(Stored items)
========================
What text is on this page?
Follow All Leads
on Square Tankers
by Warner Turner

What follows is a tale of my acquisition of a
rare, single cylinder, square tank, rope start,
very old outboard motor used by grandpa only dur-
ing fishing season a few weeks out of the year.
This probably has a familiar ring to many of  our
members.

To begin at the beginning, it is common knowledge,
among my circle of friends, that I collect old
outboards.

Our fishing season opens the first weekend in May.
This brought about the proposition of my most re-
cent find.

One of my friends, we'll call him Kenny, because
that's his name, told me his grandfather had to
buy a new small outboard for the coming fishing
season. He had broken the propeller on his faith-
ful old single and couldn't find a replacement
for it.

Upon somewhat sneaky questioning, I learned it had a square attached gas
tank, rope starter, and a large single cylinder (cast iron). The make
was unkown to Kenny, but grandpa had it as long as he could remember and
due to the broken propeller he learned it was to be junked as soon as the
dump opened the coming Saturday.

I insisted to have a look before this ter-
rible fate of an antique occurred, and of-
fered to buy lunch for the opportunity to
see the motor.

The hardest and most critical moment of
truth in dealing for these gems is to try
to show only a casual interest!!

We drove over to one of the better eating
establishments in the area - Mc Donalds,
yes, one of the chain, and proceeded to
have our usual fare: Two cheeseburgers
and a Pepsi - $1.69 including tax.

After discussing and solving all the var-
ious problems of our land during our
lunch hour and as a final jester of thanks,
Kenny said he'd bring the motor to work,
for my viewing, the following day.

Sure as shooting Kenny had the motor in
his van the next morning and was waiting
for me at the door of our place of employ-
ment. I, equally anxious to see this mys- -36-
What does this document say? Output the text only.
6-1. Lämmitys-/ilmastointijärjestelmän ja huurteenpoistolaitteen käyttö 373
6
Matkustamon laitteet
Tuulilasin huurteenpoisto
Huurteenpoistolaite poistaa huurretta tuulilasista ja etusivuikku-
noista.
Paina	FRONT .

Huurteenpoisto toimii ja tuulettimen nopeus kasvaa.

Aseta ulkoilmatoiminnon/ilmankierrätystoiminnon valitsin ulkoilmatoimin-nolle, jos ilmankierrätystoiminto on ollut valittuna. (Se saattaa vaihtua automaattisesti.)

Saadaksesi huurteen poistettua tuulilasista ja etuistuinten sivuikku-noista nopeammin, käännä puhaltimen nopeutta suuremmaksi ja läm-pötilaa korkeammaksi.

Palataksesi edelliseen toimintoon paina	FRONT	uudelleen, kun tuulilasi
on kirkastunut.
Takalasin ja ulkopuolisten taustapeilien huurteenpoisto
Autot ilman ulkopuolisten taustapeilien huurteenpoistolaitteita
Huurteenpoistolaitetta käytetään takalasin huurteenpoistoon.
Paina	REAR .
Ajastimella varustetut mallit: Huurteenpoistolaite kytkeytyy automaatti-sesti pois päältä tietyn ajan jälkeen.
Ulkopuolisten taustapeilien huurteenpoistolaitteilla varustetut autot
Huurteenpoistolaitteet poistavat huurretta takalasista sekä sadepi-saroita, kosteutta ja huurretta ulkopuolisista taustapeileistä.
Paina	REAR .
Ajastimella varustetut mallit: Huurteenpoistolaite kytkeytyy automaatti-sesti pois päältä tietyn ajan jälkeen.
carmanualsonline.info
========================
DIRECTIONS FOR THIS TASK | In the records, locate each line holding the string "find" and copy it.

TASK OUTPUT |
cent find.
ful old single and couldn't find a replacement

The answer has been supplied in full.